Source records ->
^^^^^^^^^^^^^^^^
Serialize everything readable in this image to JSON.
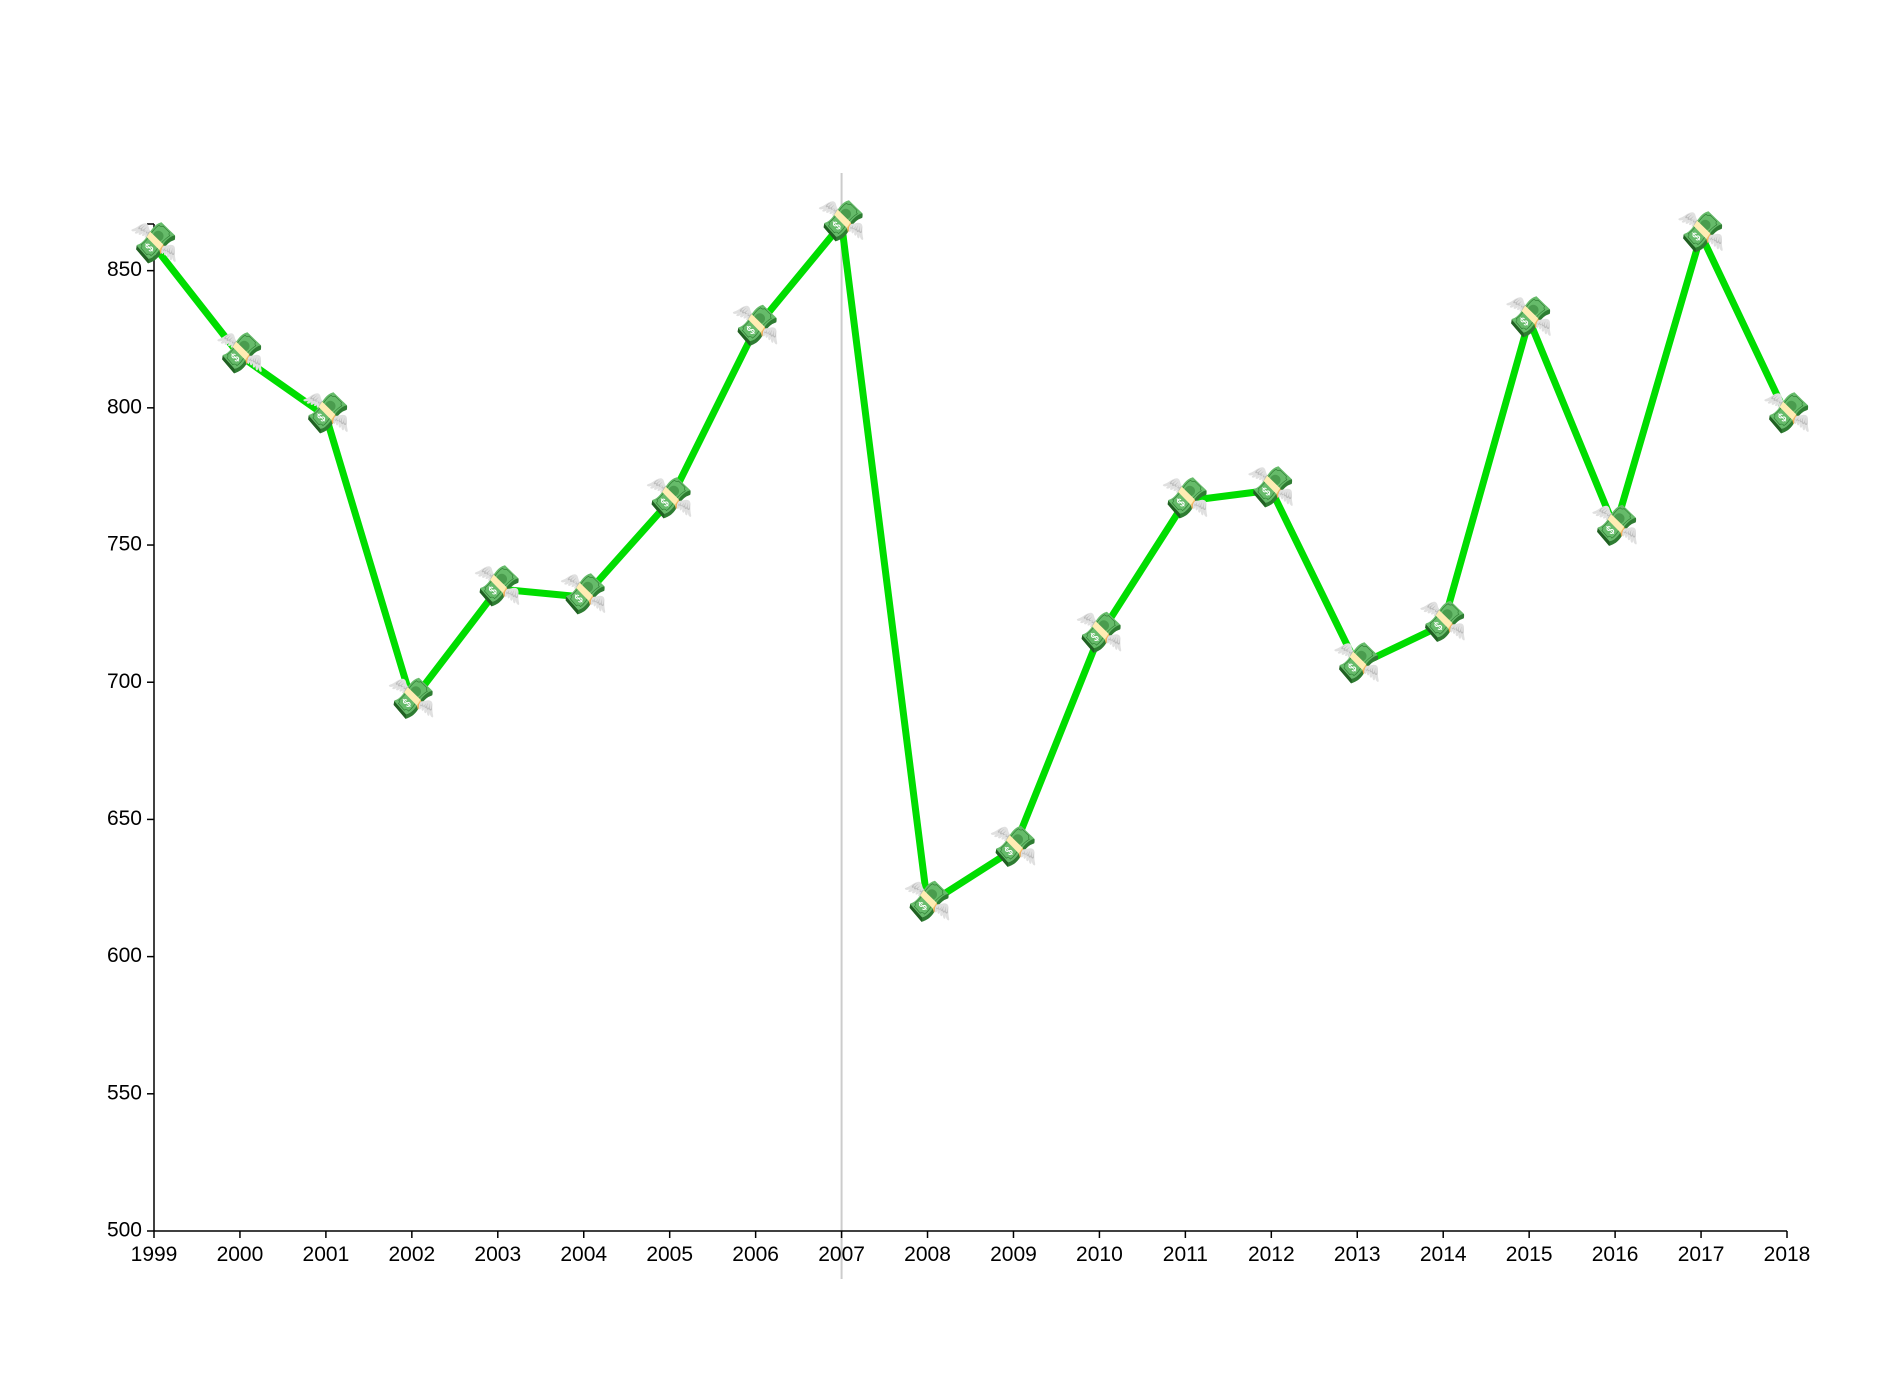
{
  "chart_data": {
    "type": "line",
    "x": [
      1999,
      2000,
      2001,
      2002,
      2003,
      2004,
      2005,
      2006,
      2007,
      2008,
      2009,
      2010,
      2011,
      2012,
      2013,
      2014,
      2015,
      2016,
      2017,
      2018
    ],
    "series": [
      {
        "color": "#00dd00",
        "values": [
          859,
          819,
          797,
          693,
          734,
          731,
          766,
          829,
          867,
          619,
          639,
          717,
          766,
          770,
          706,
          721,
          832,
          756,
          863,
          797
        ]
      }
    ],
    "marker": "💸",
    "xlim": [
      1999,
      2018
    ],
    "xticks": [
      1999,
      2000,
      2001,
      2002,
      2003,
      2004,
      2005,
      2006,
      2007,
      2008,
      2009,
      2010,
      2011,
      2012,
      2013,
      2014,
      2015,
      2016,
      2017,
      2018
    ],
    "ylim": [
      500,
      867
    ],
    "yticks": [
      500,
      550,
      600,
      650,
      700,
      750,
      800,
      850
    ],
    "crosshair_x": 2007,
    "crosshair_color": "#cccccc"
  }
}
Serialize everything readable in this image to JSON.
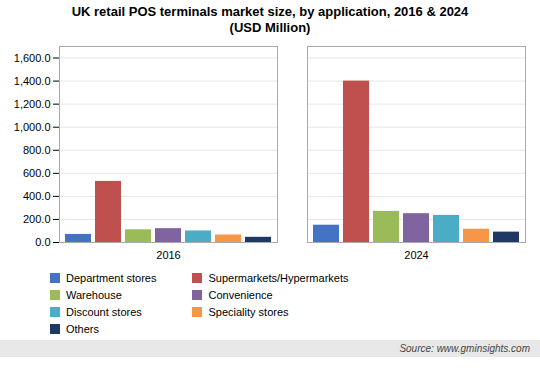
{
  "chart_data": {
    "type": "bar",
    "title": "UK retail POS terminals market size, by application, 2016 & 2024\n(USD Million)",
    "categories": [
      "2016",
      "2024"
    ],
    "series": [
      {
        "name": "Department stores",
        "color": "#4472c4",
        "values": [
          70,
          150
        ]
      },
      {
        "name": "Supermarkets/Hypermarkets",
        "color": "#c0504d",
        "values": [
          530,
          1400
        ]
      },
      {
        "name": "Warehouse",
        "color": "#9bbb59",
        "values": [
          110,
          270
        ]
      },
      {
        "name": "Convenience",
        "color": "#8064a2",
        "values": [
          120,
          250
        ]
      },
      {
        "name": "Discount stores",
        "color": "#4bacc6",
        "values": [
          100,
          235
        ]
      },
      {
        "name": "Speciality stores",
        "color": "#f79646",
        "values": [
          65,
          115
        ]
      },
      {
        "name": "Others",
        "color": "#1f3864",
        "values": [
          45,
          90
        ]
      }
    ],
    "ylim": [
      0,
      1700
    ],
    "yticks": [
      {
        "value": 0,
        "label": "0.0"
      },
      {
        "value": 200,
        "label": "200.0"
      },
      {
        "value": 400,
        "label": "400.0"
      },
      {
        "value": 600,
        "label": "600.0"
      },
      {
        "value": 800,
        "label": "800.0"
      },
      {
        "value": 1000,
        "label": "1,000.0"
      },
      {
        "value": 1200,
        "label": "1,200.0"
      },
      {
        "value": 1400,
        "label": "1,400.0"
      },
      {
        "value": 1600,
        "label": "1,600.0"
      }
    ],
    "grid": true,
    "legend": "bottom",
    "annotation": "Source: www.gminsights.com"
  }
}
^^^^^^^^^^^^^^^^
Your objective ->
Leave out the pictures and restate everything else word for word.

Task output ->
Serialize everything readable in this image to JSON.
{
  "chart_data": {
    "type": "line",
    "x": [
      1999,
      2000,
      2001,
      2002,
      2003,
      2004,
      2005,
      2006,
      2007,
      2008,
      2009,
      2010,
      2011,
      2012,
      2013,
      2014,
      2015,
      2016,
      2017,
      2018
    ],
    "series": [
      {
        "color": "#00dd00",
        "values": [
          859,
          819,
          797,
          693,
          734,
          731,
          766,
          829,
          867,
          619,
          639,
          717,
          766,
          770,
          706,
          721,
          832,
          756,
          863,
          797
        ]
      }
    ],
    "marker": "💸",
    "xlim": [
      1999,
      2018
    ],
    "xticks": [
      1999,
      2000,
      2001,
      2002,
      2003,
      2004,
      2005,
      2006,
      2007,
      2008,
      2009,
      2010,
      2011,
      2012,
      2013,
      2014,
      2015,
      2016,
      2017,
      2018
    ],
    "ylim": [
      500,
      867
    ],
    "yticks": [
      500,
      550,
      600,
      650,
      700,
      750,
      800,
      850
    ],
    "crosshair_x": 2007,
    "crosshair_color": "#cccccc"
  }
}
Serialize everything readable in this image to JSON.
{
  "chart_data": {
    "type": "bar",
    "title": "UK retail POS terminals market size, by application, 2016 & 2024\n(USD Million)",
    "categories": [
      "2016",
      "2024"
    ],
    "series": [
      {
        "name": "Department stores",
        "color": "#4472c4",
        "values": [
          70,
          150
        ]
      },
      {
        "name": "Supermarkets/Hypermarkets",
        "color": "#c0504d",
        "values": [
          530,
          1400
        ]
      },
      {
        "name": "Warehouse",
        "color": "#9bbb59",
        "values": [
          110,
          270
        ]
      },
      {
        "name": "Convenience",
        "color": "#8064a2",
        "values": [
          120,
          250
        ]
      },
      {
        "name": "Discount stores",
        "color": "#4bacc6",
        "values": [
          100,
          235
        ]
      },
      {
        "name": "Speciality stores",
        "color": "#f79646",
        "values": [
          65,
          115
        ]
      },
      {
        "name": "Others",
        "color": "#1f3864",
        "values": [
          45,
          90
        ]
      }
    ],
    "ylim": [
      0,
      1700
    ],
    "yticks": [
      {
        "value": 0,
        "label": "0.0"
      },
      {
        "value": 200,
        "label": "200.0"
      },
      {
        "value": 400,
        "label": "400.0"
      },
      {
        "value": 600,
        "label": "600.0"
      },
      {
        "value": 800,
        "label": "800.0"
      },
      {
        "value": 1000,
        "label": "1,000.0"
      },
      {
        "value": 1200,
        "label": "1,200.0"
      },
      {
        "value": 1400,
        "label": "1,400.0"
      },
      {
        "value": 1600,
        "label": "1,600.0"
      }
    ],
    "grid": true,
    "legend": "bottom",
    "annotation": "Source: www.gminsights.com"
  }
}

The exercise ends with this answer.